**Exercise goal**
Copy every line of the listing that holds the string "thích".

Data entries
----

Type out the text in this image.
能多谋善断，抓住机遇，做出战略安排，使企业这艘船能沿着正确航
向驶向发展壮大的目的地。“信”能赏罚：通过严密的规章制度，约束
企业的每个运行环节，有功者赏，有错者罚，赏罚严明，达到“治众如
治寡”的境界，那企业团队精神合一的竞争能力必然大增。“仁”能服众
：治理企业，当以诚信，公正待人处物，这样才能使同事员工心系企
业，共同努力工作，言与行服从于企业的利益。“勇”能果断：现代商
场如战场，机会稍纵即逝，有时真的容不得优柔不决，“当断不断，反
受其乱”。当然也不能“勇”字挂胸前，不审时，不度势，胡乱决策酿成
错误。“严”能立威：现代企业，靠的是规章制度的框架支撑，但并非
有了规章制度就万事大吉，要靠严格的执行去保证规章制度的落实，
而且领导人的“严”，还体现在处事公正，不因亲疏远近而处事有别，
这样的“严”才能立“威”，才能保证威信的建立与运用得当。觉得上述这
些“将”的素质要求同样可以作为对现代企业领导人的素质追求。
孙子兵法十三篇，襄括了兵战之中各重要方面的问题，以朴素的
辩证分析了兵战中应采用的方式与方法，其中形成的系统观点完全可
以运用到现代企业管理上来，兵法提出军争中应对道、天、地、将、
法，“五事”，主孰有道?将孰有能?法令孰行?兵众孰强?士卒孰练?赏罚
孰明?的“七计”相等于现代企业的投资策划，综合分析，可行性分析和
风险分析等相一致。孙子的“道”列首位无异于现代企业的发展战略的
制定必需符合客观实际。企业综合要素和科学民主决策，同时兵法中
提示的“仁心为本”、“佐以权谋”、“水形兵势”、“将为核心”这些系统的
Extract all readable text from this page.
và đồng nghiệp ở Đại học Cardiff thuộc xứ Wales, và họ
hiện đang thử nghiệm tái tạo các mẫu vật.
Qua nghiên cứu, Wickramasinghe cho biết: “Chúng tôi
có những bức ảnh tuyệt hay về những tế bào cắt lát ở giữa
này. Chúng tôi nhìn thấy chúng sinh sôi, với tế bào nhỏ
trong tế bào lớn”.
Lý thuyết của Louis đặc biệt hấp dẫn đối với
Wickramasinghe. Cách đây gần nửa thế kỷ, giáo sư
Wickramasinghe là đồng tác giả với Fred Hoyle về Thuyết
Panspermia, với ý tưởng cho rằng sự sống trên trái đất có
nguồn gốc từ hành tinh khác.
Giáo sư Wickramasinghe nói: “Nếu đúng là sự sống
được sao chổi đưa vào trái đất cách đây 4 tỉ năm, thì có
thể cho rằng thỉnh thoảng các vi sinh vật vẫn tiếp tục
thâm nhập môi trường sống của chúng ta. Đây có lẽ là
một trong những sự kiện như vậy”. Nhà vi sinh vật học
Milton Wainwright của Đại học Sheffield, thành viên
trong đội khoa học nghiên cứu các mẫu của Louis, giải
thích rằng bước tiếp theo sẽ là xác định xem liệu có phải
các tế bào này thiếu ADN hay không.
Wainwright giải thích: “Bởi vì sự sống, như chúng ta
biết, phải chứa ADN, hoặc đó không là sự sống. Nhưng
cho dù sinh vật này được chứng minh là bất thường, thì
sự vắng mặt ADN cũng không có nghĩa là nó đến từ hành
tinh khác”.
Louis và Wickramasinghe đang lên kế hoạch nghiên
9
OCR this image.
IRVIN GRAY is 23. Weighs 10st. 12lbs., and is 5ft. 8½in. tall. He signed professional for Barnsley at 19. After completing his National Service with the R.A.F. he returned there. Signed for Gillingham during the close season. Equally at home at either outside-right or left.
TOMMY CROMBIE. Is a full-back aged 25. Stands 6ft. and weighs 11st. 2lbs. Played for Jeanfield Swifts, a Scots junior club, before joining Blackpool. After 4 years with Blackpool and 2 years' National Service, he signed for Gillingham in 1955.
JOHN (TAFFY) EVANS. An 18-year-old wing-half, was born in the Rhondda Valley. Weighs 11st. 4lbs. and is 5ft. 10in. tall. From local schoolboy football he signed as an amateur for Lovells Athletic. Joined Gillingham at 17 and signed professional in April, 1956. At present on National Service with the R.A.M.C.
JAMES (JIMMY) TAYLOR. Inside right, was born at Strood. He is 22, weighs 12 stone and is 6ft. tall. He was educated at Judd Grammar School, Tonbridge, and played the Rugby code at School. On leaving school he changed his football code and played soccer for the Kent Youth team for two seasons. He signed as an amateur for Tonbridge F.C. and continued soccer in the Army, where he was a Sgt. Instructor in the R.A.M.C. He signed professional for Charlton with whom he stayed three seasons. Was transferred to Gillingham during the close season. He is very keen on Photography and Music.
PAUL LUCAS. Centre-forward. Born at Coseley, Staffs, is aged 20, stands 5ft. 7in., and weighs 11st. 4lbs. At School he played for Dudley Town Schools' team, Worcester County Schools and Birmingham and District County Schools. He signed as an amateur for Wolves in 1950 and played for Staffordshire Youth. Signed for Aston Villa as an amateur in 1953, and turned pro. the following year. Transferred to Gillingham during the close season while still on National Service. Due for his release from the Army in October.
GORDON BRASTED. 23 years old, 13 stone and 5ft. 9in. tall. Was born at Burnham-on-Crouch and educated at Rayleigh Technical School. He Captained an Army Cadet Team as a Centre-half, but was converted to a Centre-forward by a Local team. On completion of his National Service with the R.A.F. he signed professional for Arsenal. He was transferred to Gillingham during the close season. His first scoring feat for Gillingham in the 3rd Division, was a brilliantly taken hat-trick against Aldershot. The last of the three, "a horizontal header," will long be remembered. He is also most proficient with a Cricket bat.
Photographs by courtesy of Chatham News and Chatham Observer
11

----

**Exercise solution**
thích rằng bước tiếp theo sẽ là xác định xem liệu có phải
Wainwright giải thích: “Bởi vì sự sống, như chúng ta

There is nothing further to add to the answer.